** begin **

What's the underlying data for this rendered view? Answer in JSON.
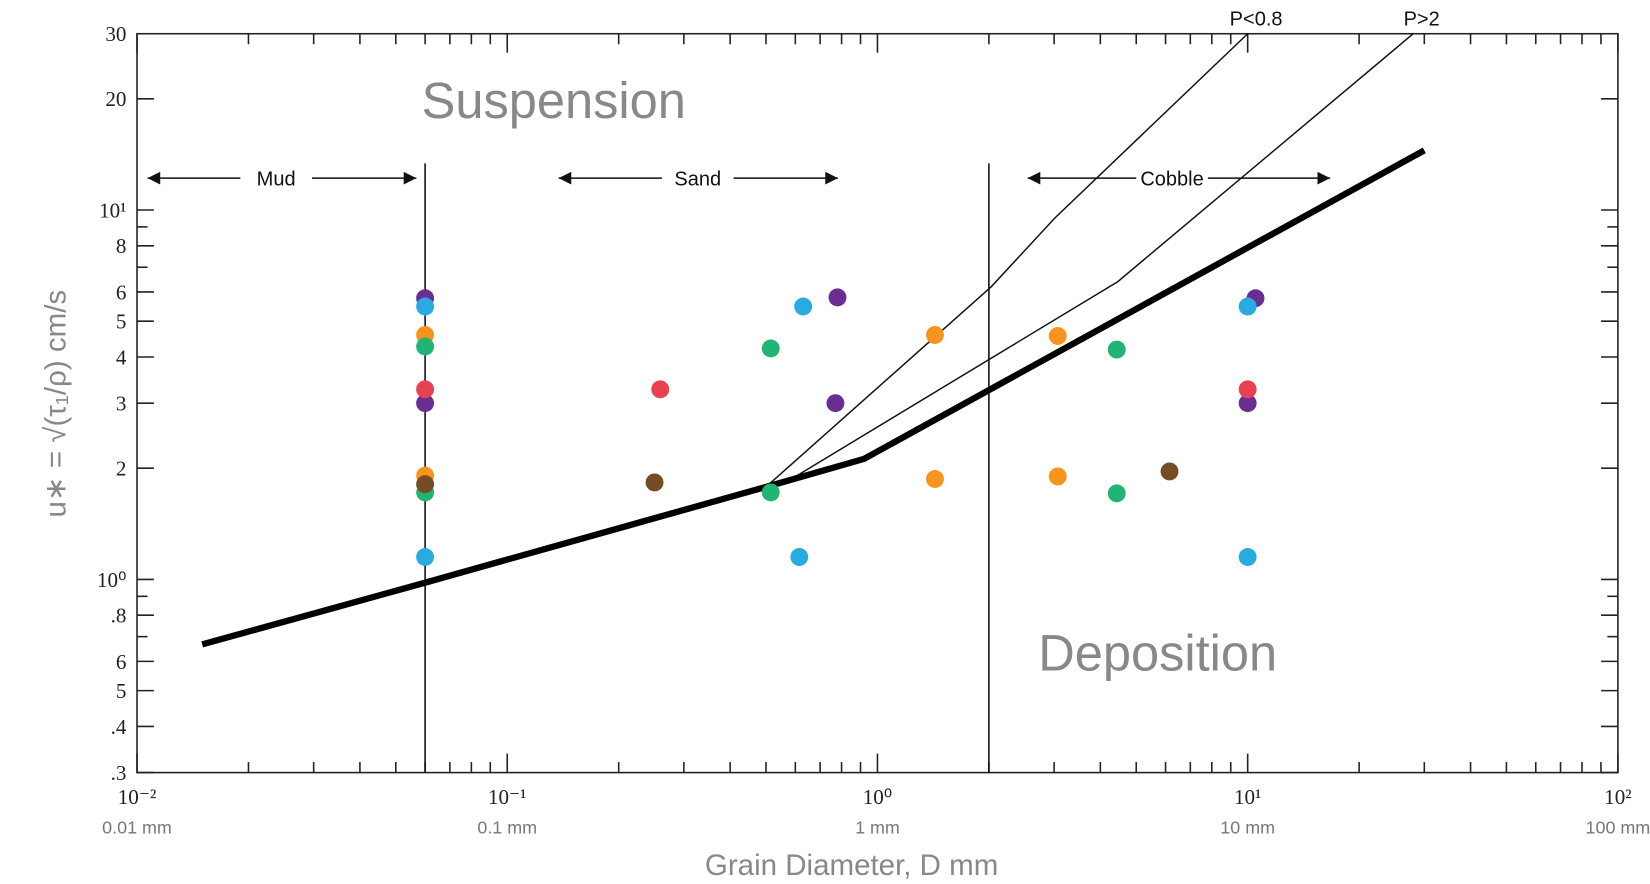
{
  "chart_data": {
    "type": "scatter",
    "xlabel": "Grain Diameter, D mm",
    "ylabel": "u∗ = √(τ₁/ρ)    cm/s",
    "xlog": true,
    "ylog": true,
    "xlim": [
      0.01,
      100
    ],
    "ylim": [
      0.3,
      30
    ],
    "xticks": [
      {
        "value": 0.01,
        "label": "10⁻²"
      },
      {
        "value": 0.1,
        "label": "10⁻¹"
      },
      {
        "value": 1,
        "label": "10⁰"
      },
      {
        "value": 10,
        "label": "10¹"
      },
      {
        "value": 100,
        "label": "10²"
      }
    ],
    "xtick_sublabels": [
      "0.01 mm",
      "0.1 mm",
      "1 mm",
      "10 mm",
      "100 mm"
    ],
    "xminorticks": [
      0.02,
      0.03,
      0.04,
      0.05,
      0.06,
      0.07,
      0.08,
      0.09,
      0.2,
      0.3,
      0.4,
      0.5,
      0.6,
      0.7,
      0.8,
      0.9,
      2,
      3,
      4,
      5,
      6,
      7,
      8,
      9,
      20,
      30,
      40,
      50,
      60,
      70,
      80,
      90
    ],
    "yticks": [
      {
        "value": 0.3,
        "label": ".3"
      },
      {
        "value": 0.4,
        "label": ".4"
      },
      {
        "value": 0.5,
        "label": "5"
      },
      {
        "value": 0.6,
        "label": "6"
      },
      {
        "value": 0.8,
        "label": ".8"
      },
      {
        "value": 1,
        "label": "10⁰"
      },
      2,
      3,
      4,
      5,
      6,
      8,
      {
        "value": 10,
        "label": "10¹"
      },
      20,
      30
    ],
    "yminorticks": [
      0.7,
      0.9,
      7,
      9
    ],
    "regions": [
      "Suspension",
      "Deposition"
    ],
    "ranges": [
      "Mud",
      "Sand",
      "Cobble"
    ],
    "dividers": [
      0.06,
      2
    ],
    "threshold": {
      "x": [
        0.015,
        0.06,
        0.5,
        0.92,
        30
      ],
      "y": [
        0.667,
        0.98,
        1.78,
        2.12,
        14.5
      ]
    },
    "curves": [
      {
        "label": "P<0.8",
        "x": [
          0.5,
          2.03,
          3.01,
          10
        ],
        "y": [
          1.78,
          6.2,
          9.5,
          30
        ]
      },
      {
        "label": "P>2",
        "x": [
          0.55,
          4.46,
          28
        ],
        "y": [
          1.8,
          6.4,
          30
        ]
      }
    ],
    "series": [
      {
        "color": "#6a2d91",
        "x": [
          0.06,
          0.06,
          0.78,
          0.77,
          10.5,
          10
        ],
        "values": [
          5.77,
          3.0,
          5.8,
          3.0,
          5.77,
          3.0
        ]
      },
      {
        "color": "#29abe2",
        "x": [
          0.06,
          0.06,
          0.63,
          0.615,
          10,
          10
        ],
        "values": [
          5.48,
          1.15,
          5.48,
          1.15,
          5.48,
          1.15
        ]
      },
      {
        "color": "#f7941d",
        "x": [
          0.06,
          0.06,
          1.43,
          1.43,
          3.07,
          3.07
        ],
        "values": [
          4.59,
          1.91,
          4.59,
          1.87,
          4.56,
          1.9
        ]
      },
      {
        "color": "#21b573",
        "x": [
          0.06,
          0.06,
          0.515,
          0.515,
          4.43,
          4.43
        ],
        "values": [
          4.27,
          1.72,
          4.22,
          1.72,
          4.19,
          1.71
        ]
      },
      {
        "color": "#e8414f",
        "x": [
          0.06,
          0.259,
          10
        ],
        "values": [
          3.27,
          3.27,
          3.27
        ]
      },
      {
        "color": "#754c24",
        "x": [
          0.06,
          0.25,
          6.15
        ],
        "values": [
          1.81,
          1.83,
          1.96
        ]
      }
    ]
  }
}
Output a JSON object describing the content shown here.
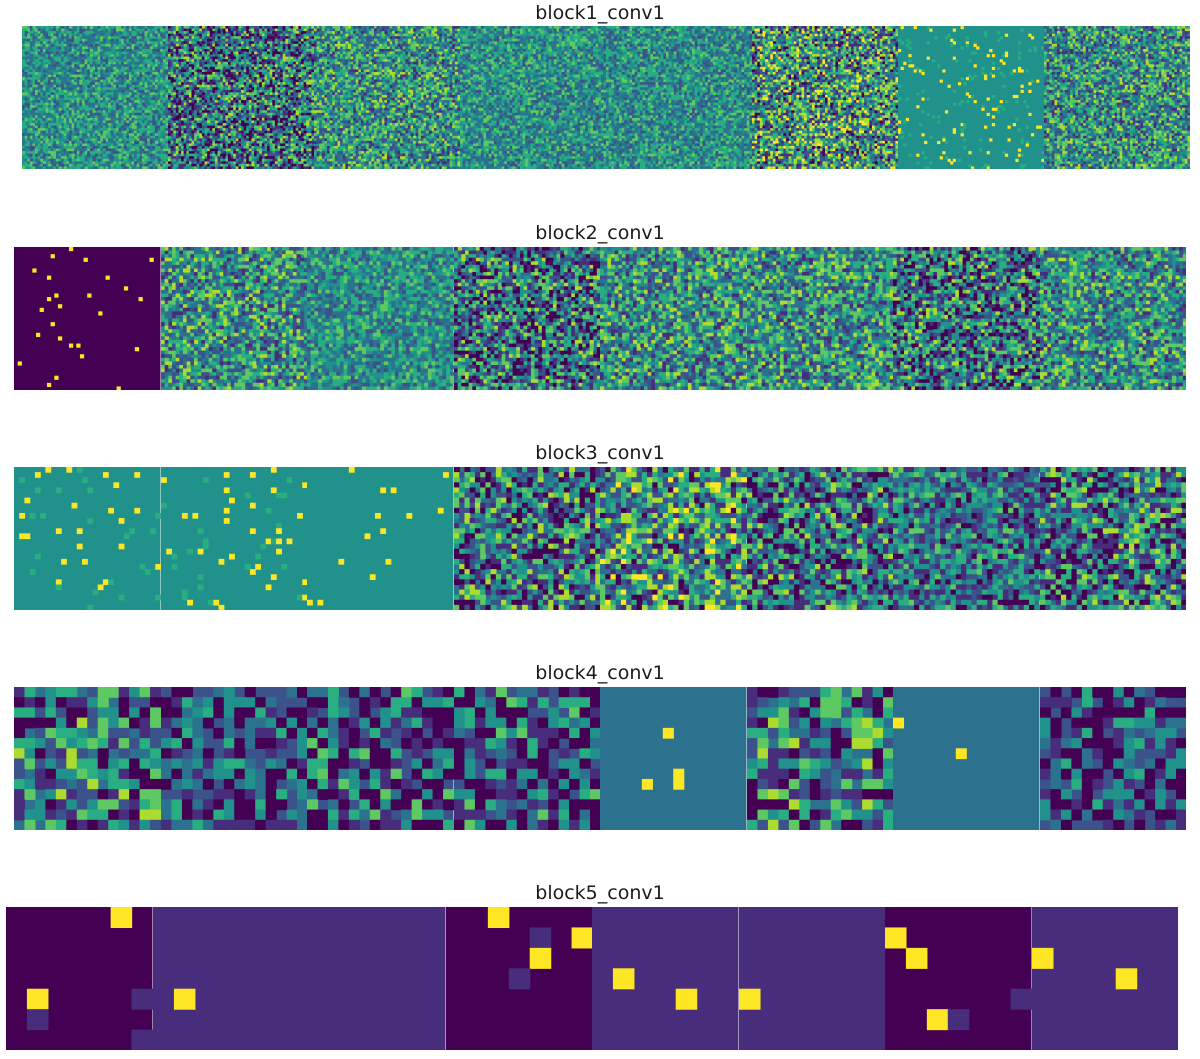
{
  "figure": {
    "description_colormap": "viridis",
    "colors": {
      "dark": "#440154",
      "purple": "#472d7b",
      "blue": "#3b528b",
      "teal": "#2c728e",
      "green_teal": "#21918c",
      "green": "#28ae80",
      "lime": "#5ec962",
      "yellow_green": "#addc30",
      "yellow": "#fde725"
    },
    "blocks": [
      {
        "title": "block1_conv1",
        "maps": 8,
        "grid": 56
      },
      {
        "title": "block2_conv1",
        "maps": 8,
        "grid": 40
      },
      {
        "title": "block3_conv1",
        "maps": 8,
        "grid": 28
      },
      {
        "title": "block4_conv1",
        "maps": 8,
        "grid": 14
      },
      {
        "title": "block5_conv1",
        "maps": 8,
        "grid": 7
      }
    ]
  }
}
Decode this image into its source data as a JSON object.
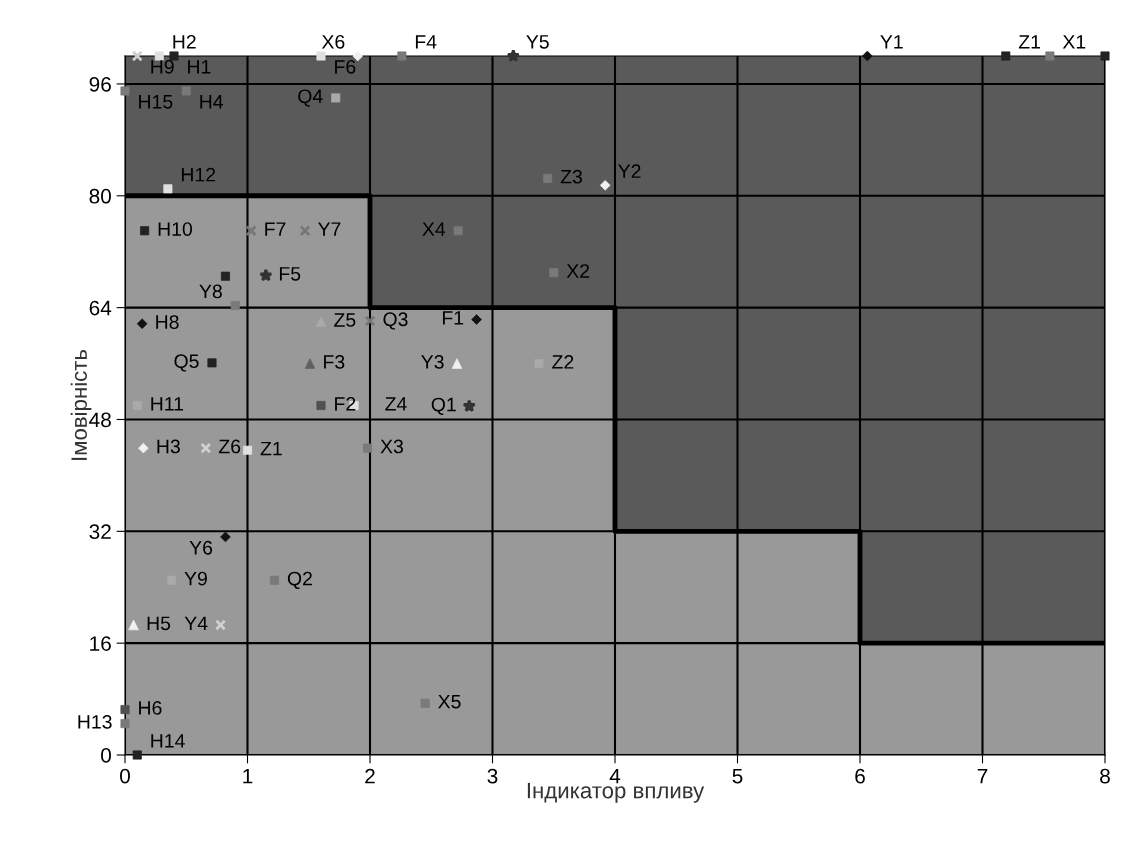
{
  "chart_data": {
    "type": "scatter",
    "xlabel": "Індикатор впливу",
    "ylabel": "Імовірність",
    "xlim": [
      0,
      8
    ],
    "ylim": [
      0,
      100
    ],
    "xticks": [
      0,
      1,
      2,
      3,
      4,
      5,
      6,
      7,
      8
    ],
    "yticks": [
      0,
      16,
      32,
      48,
      64,
      80,
      96
    ],
    "grid": true,
    "legend": false,
    "series": [
      {
        "type": "area",
        "color": "#999999",
        "x": [
          0,
          2,
          2,
          4,
          4,
          6,
          6,
          8
        ],
        "values": [
          80,
          80,
          64,
          64,
          32,
          32,
          16,
          16
        ]
      },
      {
        "marker": "diamond",
        "color": "#111111",
        "x": [
          0.14,
          2.87,
          0.82,
          6.06
        ],
        "values": [
          61.7,
          62.3,
          31.2,
          100
        ]
      },
      {
        "marker": "diamond",
        "color": "#f0f0f0",
        "x": [
          0.15,
          3.92,
          1.9
        ],
        "values": [
          43.9,
          81.5,
          100
        ]
      },
      {
        "marker": "triangle",
        "color": "#606060",
        "x": [
          1.51
        ],
        "values": [
          56
        ]
      },
      {
        "marker": "triangle",
        "color": "#f0f0f0",
        "x": [
          2.71,
          0.07
        ],
        "values": [
          56,
          18.6
        ]
      },
      {
        "marker": "triangle",
        "color": "#aaaaaa",
        "x": [
          1.6
        ],
        "values": [
          62
        ]
      },
      {
        "marker": "square",
        "color": "#505050",
        "x": [
          1.6,
          0.0
        ],
        "values": [
          50,
          6.5
        ]
      },
      {
        "marker": "square",
        "color": "#e0e0e0",
        "x": [
          1.87,
          0.35,
          0.28,
          1.0,
          1.6
        ],
        "values": [
          50,
          81,
          100,
          43.6,
          100
        ]
      },
      {
        "marker": "square",
        "color": "#222222",
        "x": [
          0.71,
          0.16,
          7.19,
          0.1,
          0.4,
          0.82,
          8.0
        ],
        "values": [
          56.1,
          75,
          100,
          0,
          100,
          68.5,
          100
        ]
      },
      {
        "marker": "square",
        "color": "#aaaaaa",
        "x": [
          0.1,
          0.38,
          1.72,
          3.38
        ],
        "values": [
          50,
          25,
          94,
          56
        ]
      },
      {
        "marker": "star",
        "color": "#333333",
        "x": [
          1.15,
          3.17,
          2.81
        ],
        "values": [
          68.6,
          100,
          49.9
        ]
      },
      {
        "marker": "cross",
        "color": "#777777",
        "x": [
          1.03,
          1.47,
          2.0
        ],
        "values": [
          75,
          75,
          62.1
        ]
      },
      {
        "marker": "cross",
        "color": "#d0d0d0",
        "x": [
          0.1,
          0.78,
          0.66
        ],
        "values": [
          100,
          18.6,
          43.9
        ]
      },
      {
        "marker": "square",
        "color": "#7a7a7a",
        "x": [
          2.26,
          3.45,
          2.72,
          3.5,
          0.9,
          1.22,
          1.98,
          2.45,
          7.55,
          0.0,
          0.5,
          0.0
        ],
        "values": [
          100,
          82.5,
          75,
          69,
          64.3,
          25,
          43.9,
          7.4,
          100,
          95,
          95,
          4.5
        ]
      }
    ],
    "annotations": [
      {
        "text": "H8",
        "x": 0.14,
        "y": 61.7
      },
      {
        "text": "F1",
        "x": 2.87,
        "y": 62.3
      },
      {
        "text": "Y6",
        "x": 0.82,
        "y": 31.2
      },
      {
        "text": "Y1",
        "x": 6.06,
        "y": 100
      },
      {
        "text": "H3",
        "x": 0.15,
        "y": 43.9
      },
      {
        "text": "Y2",
        "x": 3.92,
        "y": 81.5
      },
      {
        "text": "X6",
        "x": 1.9,
        "y": 100
      },
      {
        "text": "F3",
        "x": 1.51,
        "y": 56
      },
      {
        "text": "Y3",
        "x": 2.71,
        "y": 56
      },
      {
        "text": "H5",
        "x": 0.07,
        "y": 18.6
      },
      {
        "text": "Z5",
        "x": 1.6,
        "y": 62
      },
      {
        "text": "F2",
        "x": 1.6,
        "y": 50
      },
      {
        "text": "H6",
        "x": 0.0,
        "y": 6.5
      },
      {
        "text": "Z4",
        "x": 1.87,
        "y": 50
      },
      {
        "text": "H12",
        "x": 0.35,
        "y": 81
      },
      {
        "text": "H2",
        "x": 0.28,
        "y": 100
      },
      {
        "text": "Z1",
        "x": 1.0,
        "y": 43.6
      },
      {
        "text": "F6",
        "x": 1.6,
        "y": 100
      },
      {
        "text": "Q5",
        "x": 0.71,
        "y": 56.1
      },
      {
        "text": "H10",
        "x": 0.16,
        "y": 75
      },
      {
        "text": "Z1",
        "x": 7.19,
        "y": 100
      },
      {
        "text": "H14",
        "x": 0.1,
        "y": 0
      },
      {
        "text": "H1",
        "x": 0.4,
        "y": 100
      },
      {
        "text": "H11",
        "x": 0.1,
        "y": 50
      },
      {
        "text": "Y9",
        "x": 0.38,
        "y": 25
      },
      {
        "text": "Q4",
        "x": 1.72,
        "y": 94
      },
      {
        "text": "Z2",
        "x": 3.38,
        "y": 56
      },
      {
        "text": "F5",
        "x": 1.15,
        "y": 68.6
      },
      {
        "text": "Y5",
        "x": 3.17,
        "y": 100
      },
      {
        "text": "Q1",
        "x": 2.81,
        "y": 49.9
      },
      {
        "text": "F7",
        "x": 1.03,
        "y": 75
      },
      {
        "text": "Y7",
        "x": 1.47,
        "y": 75
      },
      {
        "text": "Q3",
        "x": 2.0,
        "y": 62.1
      },
      {
        "text": "H9",
        "x": 0.1,
        "y": 100
      },
      {
        "text": "Y4",
        "x": 0.78,
        "y": 18.6
      },
      {
        "text": "Z6",
        "x": 0.66,
        "y": 43.9
      },
      {
        "text": "F4",
        "x": 2.26,
        "y": 100
      },
      {
        "text": "Z3",
        "x": 3.45,
        "y": 82.5
      },
      {
        "text": "X4",
        "x": 2.72,
        "y": 75
      },
      {
        "text": "X2",
        "x": 3.5,
        "y": 69
      },
      {
        "text": "Y8",
        "x": 0.9,
        "y": 64.3
      },
      {
        "text": "Q2",
        "x": 1.22,
        "y": 25
      },
      {
        "text": "X3",
        "x": 1.98,
        "y": 43.9
      },
      {
        "text": "X5",
        "x": 2.45,
        "y": 7.4
      },
      {
        "text": "X1",
        "x": 7.55,
        "y": 100
      },
      {
        "text": "H15",
        "x": 0.0,
        "y": 95
      },
      {
        "text": "H4",
        "x": 0.5,
        "y": 95
      },
      {
        "text": "H13",
        "x": 0.0,
        "y": 4.5
      }
    ]
  }
}
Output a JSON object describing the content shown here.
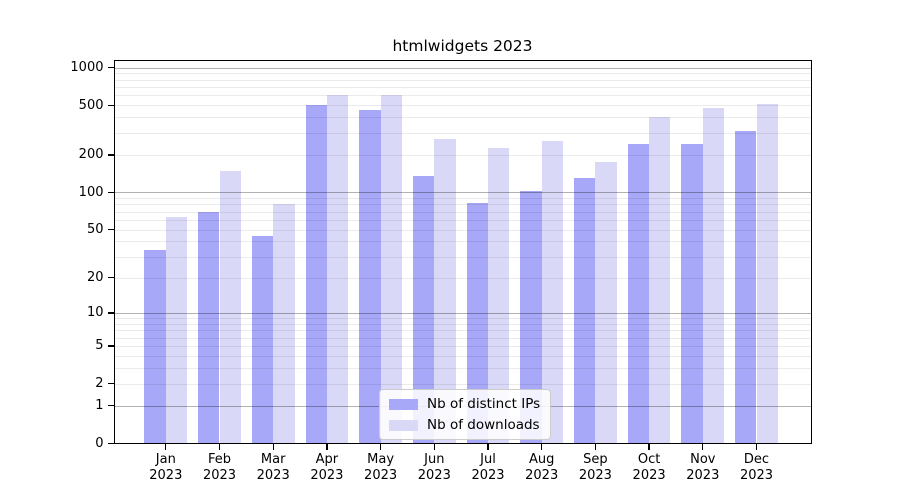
{
  "figure": {
    "title": "htmlwidgets 2023"
  },
  "chart_data": {
    "type": "bar",
    "title": "htmlwidgets 2023",
    "categories": [
      "Jan",
      "Feb",
      "Mar",
      "Apr",
      "May",
      "Jun",
      "Jul",
      "Aug",
      "Sep",
      "Oct",
      "Nov",
      "Dec"
    ],
    "category_year": "2023",
    "series": [
      {
        "name": "Nb of distinct IPs",
        "color": "#a8a8f8",
        "values": [
          34,
          70,
          44,
          500,
          461,
          135,
          82,
          103,
          130,
          244,
          244,
          308
        ]
      },
      {
        "name": "Nb of downloads",
        "color": "#d9d9f7",
        "values": [
          63,
          149,
          81,
          598,
          598,
          267,
          227,
          259,
          174,
          403,
          472,
          507
        ]
      }
    ],
    "yscale": "log1p",
    "ylim": [
      0,
      1148
    ],
    "yticks": [
      0,
      1,
      2,
      5,
      10,
      20,
      50,
      100,
      200,
      500,
      1000
    ],
    "major_grid": [
      1,
      10,
      100,
      1000
    ],
    "minor_grid": [
      2,
      3,
      4,
      5,
      6,
      7,
      8,
      9,
      20,
      30,
      40,
      50,
      60,
      70,
      80,
      90,
      200,
      300,
      400,
      500,
      600,
      700,
      800,
      900
    ],
    "grid": true,
    "legend_position": "lower center",
    "xlabel": "",
    "ylabel": ""
  }
}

** end **

Task to carry out: In the entries above, identify every line with the word "type". Copy those lines.

Result of the task:
    "type": "scatter",
    "type": "scatter",
        "type": "area",
    "type": "bar",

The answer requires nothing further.